▸ Directions: Extract the listing in its entirety, keeping each line identical to the original.

▸ Supplied data:
################

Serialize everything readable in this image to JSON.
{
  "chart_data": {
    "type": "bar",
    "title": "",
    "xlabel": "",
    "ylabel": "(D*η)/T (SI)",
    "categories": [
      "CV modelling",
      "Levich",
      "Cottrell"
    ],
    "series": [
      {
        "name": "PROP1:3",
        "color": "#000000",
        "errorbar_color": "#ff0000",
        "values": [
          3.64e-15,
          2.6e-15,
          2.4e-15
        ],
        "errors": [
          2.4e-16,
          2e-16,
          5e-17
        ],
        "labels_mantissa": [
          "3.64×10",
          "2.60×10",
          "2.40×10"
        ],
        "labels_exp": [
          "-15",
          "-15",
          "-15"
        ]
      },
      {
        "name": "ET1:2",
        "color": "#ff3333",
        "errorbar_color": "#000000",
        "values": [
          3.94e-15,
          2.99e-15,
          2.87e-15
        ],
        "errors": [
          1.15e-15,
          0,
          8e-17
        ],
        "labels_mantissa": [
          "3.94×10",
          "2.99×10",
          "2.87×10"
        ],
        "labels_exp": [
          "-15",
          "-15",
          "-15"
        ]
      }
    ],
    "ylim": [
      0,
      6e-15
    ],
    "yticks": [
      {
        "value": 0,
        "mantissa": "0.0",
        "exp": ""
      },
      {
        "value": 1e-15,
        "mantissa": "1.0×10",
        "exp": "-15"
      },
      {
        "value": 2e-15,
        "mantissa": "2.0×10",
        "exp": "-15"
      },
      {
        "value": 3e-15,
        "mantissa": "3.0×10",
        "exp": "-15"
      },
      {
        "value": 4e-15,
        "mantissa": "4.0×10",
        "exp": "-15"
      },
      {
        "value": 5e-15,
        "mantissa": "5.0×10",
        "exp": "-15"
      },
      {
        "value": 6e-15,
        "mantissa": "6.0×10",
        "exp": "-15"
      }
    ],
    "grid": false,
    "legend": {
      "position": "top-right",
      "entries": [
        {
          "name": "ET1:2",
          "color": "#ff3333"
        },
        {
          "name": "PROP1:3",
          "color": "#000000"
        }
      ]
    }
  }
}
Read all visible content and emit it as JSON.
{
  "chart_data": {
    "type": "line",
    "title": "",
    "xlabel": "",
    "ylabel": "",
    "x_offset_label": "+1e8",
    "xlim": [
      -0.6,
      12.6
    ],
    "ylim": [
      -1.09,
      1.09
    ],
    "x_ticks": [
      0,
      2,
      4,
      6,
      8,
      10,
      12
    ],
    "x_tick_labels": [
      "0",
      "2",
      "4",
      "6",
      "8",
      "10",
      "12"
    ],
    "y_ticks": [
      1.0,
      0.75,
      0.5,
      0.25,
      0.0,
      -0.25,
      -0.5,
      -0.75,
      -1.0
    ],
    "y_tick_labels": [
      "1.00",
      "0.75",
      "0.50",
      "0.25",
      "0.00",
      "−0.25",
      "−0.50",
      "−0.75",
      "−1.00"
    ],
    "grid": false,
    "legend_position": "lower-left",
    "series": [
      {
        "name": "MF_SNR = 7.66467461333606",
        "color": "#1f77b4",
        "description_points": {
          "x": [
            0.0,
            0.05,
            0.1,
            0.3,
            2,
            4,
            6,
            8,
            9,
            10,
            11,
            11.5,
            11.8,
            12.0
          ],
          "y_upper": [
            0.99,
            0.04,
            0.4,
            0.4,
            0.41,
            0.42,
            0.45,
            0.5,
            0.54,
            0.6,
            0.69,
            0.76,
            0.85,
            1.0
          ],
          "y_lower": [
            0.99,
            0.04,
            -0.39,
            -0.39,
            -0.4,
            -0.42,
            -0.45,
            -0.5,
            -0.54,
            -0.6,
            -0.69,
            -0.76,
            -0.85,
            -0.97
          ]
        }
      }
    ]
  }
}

################

▸ Written answer:
Serialize everything readable in this image to JSON.
{
  "chart_data": {
    "type": "bar",
    "title": "",
    "xlabel": "",
    "ylabel": "(D*η)/T (SI)",
    "categories": [
      "CV modelling",
      "Levich",
      "Cottrell"
    ],
    "series": [
      {
        "name": "PROP1:3",
        "color": "#000000",
        "errorbar_color": "#ff0000",
        "values": [
          3.64e-15,
          2.6e-15,
          2.4e-15
        ],
        "errors": [
          2.4e-16,
          2e-16,
          5e-17
        ],
        "labels_mantissa": [
          "3.64×10",
          "2.60×10",
          "2.40×10"
        ],
        "labels_exp": [
          "-15",
          "-15",
          "-15"
        ]
      },
      {
        "name": "ET1:2",
        "color": "#ff3333",
        "errorbar_color": "#000000",
        "values": [
          3.94e-15,
          2.99e-15,
          2.87e-15
        ],
        "errors": [
          1.15e-15,
          0,
          8e-17
        ],
        "labels_mantissa": [
          "3.94×10",
          "2.99×10",
          "2.87×10"
        ],
        "labels_exp": [
          "-15",
          "-15",
          "-15"
        ]
      }
    ],
    "ylim": [
      0,
      6e-15
    ],
    "yticks": [
      {
        "value": 0,
        "mantissa": "0.0",
        "exp": ""
      },
      {
        "value": 1e-15,
        "mantissa": "1.0×10",
        "exp": "-15"
      },
      {
        "value": 2e-15,
        "mantissa": "2.0×10",
        "exp": "-15"
      },
      {
        "value": 3e-15,
        "mantissa": "3.0×10",
        "exp": "-15"
      },
      {
        "value": 4e-15,
        "mantissa": "4.0×10",
        "exp": "-15"
      },
      {
        "value": 5e-15,
        "mantissa": "5.0×10",
        "exp": "-15"
      },
      {
        "value": 6e-15,
        "mantissa": "6.0×10",
        "exp": "-15"
      }
    ],
    "grid": false,
    "legend": {
      "position": "top-right",
      "entries": [
        {
          "name": "ET1:2",
          "color": "#ff3333"
        },
        {
          "name": "PROP1:3",
          "color": "#000000"
        }
      ]
    }
  }
}
Read all visible content and emit it as JSON.
{
  "chart_data": {
    "type": "line",
    "title": "",
    "xlabel": "",
    "ylabel": "",
    "x_offset_label": "+1e8",
    "xlim": [
      -0.6,
      12.6
    ],
    "ylim": [
      -1.09,
      1.09
    ],
    "x_ticks": [
      0,
      2,
      4,
      6,
      8,
      10,
      12
    ],
    "x_tick_labels": [
      "0",
      "2",
      "4",
      "6",
      "8",
      "10",
      "12"
    ],
    "y_ticks": [
      1.0,
      0.75,
      0.5,
      0.25,
      0.0,
      -0.25,
      -0.5,
      -0.75,
      -1.0
    ],
    "y_tick_labels": [
      "1.00",
      "0.75",
      "0.50",
      "0.25",
      "0.00",
      "−0.25",
      "−0.50",
      "−0.75",
      "−1.00"
    ],
    "grid": false,
    "legend_position": "lower-left",
    "series": [
      {
        "name": "MF_SNR = 7.66467461333606",
        "color": "#1f77b4",
        "description_points": {
          "x": [
            0.0,
            0.05,
            0.1,
            0.3,
            2,
            4,
            6,
            8,
            9,
            10,
            11,
            11.5,
            11.8,
            12.0
          ],
          "y_upper": [
            0.99,
            0.04,
            0.4,
            0.4,
            0.41,
            0.42,
            0.45,
            0.5,
            0.54,
            0.6,
            0.69,
            0.76,
            0.85,
            1.0
          ],
          "y_lower": [
            0.99,
            0.04,
            -0.39,
            -0.39,
            -0.4,
            -0.42,
            -0.45,
            -0.5,
            -0.54,
            -0.6,
            -0.69,
            -0.76,
            -0.85,
            -0.97
          ]
        }
      }
    ]
  }
}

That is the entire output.